Goal of the exercise:
Lift out each line of the data that holds "DUNG".

Information given:
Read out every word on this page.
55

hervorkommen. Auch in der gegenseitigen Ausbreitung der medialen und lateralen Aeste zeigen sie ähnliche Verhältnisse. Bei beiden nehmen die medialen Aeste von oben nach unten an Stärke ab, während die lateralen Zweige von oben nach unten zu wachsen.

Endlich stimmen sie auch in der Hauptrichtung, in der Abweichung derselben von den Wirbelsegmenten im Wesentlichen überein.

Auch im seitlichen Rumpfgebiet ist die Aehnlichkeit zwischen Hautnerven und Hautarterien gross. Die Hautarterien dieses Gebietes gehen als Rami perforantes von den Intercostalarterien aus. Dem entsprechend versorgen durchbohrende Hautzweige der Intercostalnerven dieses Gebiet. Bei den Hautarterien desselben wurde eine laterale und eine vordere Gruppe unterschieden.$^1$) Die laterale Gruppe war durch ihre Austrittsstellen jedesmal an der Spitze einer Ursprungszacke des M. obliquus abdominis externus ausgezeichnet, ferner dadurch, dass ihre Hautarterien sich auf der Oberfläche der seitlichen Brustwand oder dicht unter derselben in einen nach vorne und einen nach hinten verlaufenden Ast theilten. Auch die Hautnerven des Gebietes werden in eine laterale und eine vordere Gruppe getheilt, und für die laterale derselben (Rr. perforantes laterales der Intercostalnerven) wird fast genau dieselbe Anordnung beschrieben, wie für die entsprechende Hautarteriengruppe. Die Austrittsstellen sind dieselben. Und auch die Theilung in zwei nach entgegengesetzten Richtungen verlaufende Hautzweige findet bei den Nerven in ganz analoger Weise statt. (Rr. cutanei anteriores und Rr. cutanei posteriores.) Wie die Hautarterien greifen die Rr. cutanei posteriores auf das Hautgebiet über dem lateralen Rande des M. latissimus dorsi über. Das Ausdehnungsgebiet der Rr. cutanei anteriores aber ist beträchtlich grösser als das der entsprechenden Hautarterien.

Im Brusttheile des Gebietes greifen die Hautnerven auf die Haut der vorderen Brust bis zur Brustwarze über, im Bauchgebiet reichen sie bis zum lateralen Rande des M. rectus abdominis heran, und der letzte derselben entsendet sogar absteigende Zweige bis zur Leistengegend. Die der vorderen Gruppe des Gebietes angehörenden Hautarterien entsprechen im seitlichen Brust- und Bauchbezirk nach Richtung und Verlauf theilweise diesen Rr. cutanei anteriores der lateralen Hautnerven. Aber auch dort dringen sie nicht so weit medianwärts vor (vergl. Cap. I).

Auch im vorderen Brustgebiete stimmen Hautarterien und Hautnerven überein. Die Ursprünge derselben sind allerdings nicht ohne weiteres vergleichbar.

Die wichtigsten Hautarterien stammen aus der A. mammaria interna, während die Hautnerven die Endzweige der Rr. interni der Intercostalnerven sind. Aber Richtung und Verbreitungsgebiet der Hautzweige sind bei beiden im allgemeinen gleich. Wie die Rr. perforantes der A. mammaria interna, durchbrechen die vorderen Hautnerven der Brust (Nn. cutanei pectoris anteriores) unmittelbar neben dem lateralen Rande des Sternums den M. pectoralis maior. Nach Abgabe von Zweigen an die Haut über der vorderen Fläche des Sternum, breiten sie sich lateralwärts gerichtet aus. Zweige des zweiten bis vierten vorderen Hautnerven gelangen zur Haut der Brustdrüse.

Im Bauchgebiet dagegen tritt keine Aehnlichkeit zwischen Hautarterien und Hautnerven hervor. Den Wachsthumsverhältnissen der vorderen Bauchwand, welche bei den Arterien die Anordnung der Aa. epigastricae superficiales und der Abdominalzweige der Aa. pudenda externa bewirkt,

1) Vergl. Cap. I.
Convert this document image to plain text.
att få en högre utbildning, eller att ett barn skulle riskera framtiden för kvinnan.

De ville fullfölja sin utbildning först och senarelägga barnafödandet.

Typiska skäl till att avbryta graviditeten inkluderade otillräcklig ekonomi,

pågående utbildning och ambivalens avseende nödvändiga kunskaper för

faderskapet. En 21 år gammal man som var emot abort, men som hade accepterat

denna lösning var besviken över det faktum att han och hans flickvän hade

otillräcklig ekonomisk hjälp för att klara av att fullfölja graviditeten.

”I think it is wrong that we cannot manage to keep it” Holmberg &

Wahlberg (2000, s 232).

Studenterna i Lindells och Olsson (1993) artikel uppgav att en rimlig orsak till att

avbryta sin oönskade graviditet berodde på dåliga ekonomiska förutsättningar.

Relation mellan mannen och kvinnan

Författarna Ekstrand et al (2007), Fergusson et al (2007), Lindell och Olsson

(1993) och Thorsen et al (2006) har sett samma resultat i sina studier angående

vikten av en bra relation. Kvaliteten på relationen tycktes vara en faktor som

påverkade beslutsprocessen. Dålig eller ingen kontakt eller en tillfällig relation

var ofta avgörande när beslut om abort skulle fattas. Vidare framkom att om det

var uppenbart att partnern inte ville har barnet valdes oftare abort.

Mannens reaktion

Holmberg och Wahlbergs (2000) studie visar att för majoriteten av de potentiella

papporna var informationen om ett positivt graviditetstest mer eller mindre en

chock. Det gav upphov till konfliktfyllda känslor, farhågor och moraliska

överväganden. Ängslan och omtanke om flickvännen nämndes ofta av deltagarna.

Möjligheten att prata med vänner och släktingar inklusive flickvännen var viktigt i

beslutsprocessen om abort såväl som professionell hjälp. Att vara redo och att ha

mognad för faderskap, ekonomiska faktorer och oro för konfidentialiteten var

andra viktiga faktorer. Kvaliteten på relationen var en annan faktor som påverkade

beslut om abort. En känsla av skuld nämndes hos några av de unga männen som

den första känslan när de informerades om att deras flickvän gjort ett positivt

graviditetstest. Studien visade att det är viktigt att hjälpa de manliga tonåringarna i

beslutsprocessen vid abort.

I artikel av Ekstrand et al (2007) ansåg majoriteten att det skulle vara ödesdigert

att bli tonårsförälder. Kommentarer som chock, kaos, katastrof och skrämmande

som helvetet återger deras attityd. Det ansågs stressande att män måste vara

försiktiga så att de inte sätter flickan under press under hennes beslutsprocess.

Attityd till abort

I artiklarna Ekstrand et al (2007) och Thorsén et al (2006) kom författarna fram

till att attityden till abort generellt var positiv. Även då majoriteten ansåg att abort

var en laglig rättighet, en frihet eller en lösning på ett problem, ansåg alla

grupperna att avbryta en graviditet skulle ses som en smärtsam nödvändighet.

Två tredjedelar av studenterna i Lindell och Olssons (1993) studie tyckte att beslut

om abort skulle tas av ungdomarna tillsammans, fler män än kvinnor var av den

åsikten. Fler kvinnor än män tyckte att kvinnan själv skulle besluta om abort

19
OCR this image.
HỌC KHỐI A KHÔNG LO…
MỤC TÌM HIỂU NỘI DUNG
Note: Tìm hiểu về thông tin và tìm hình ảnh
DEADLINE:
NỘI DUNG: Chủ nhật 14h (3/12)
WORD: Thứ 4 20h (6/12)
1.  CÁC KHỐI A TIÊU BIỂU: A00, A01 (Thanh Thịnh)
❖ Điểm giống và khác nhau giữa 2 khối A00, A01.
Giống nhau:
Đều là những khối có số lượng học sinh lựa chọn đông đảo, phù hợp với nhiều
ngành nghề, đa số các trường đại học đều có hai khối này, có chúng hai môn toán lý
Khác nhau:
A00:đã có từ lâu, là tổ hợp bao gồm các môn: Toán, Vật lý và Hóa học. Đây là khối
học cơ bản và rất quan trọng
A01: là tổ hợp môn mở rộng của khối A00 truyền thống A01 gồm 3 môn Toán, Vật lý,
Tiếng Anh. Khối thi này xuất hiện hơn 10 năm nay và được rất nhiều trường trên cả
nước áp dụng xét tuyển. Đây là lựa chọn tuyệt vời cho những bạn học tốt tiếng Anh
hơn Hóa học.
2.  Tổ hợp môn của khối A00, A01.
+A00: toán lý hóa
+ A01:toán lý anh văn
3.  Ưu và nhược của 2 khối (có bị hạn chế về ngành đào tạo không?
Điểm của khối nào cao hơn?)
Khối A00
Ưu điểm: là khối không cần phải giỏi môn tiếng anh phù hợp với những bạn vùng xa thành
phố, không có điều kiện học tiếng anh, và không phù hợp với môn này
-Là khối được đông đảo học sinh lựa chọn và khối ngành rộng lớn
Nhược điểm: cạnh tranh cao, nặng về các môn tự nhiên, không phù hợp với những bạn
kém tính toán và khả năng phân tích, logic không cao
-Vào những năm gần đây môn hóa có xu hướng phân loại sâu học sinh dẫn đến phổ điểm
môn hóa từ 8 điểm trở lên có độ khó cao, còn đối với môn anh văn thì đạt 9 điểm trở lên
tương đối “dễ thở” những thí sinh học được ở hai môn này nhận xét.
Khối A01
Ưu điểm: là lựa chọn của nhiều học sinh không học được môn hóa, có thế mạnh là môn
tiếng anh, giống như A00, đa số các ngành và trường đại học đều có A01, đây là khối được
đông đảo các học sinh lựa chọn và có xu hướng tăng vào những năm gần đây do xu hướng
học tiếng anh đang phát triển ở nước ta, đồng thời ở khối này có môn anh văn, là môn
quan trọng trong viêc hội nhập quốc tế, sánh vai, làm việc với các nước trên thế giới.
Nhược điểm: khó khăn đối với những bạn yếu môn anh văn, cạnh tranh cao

Answer to the problem:
MỤC TÌM HIỂU NỘI DUNG
NỘI DUNG: Chủ nhật 14h (3/12)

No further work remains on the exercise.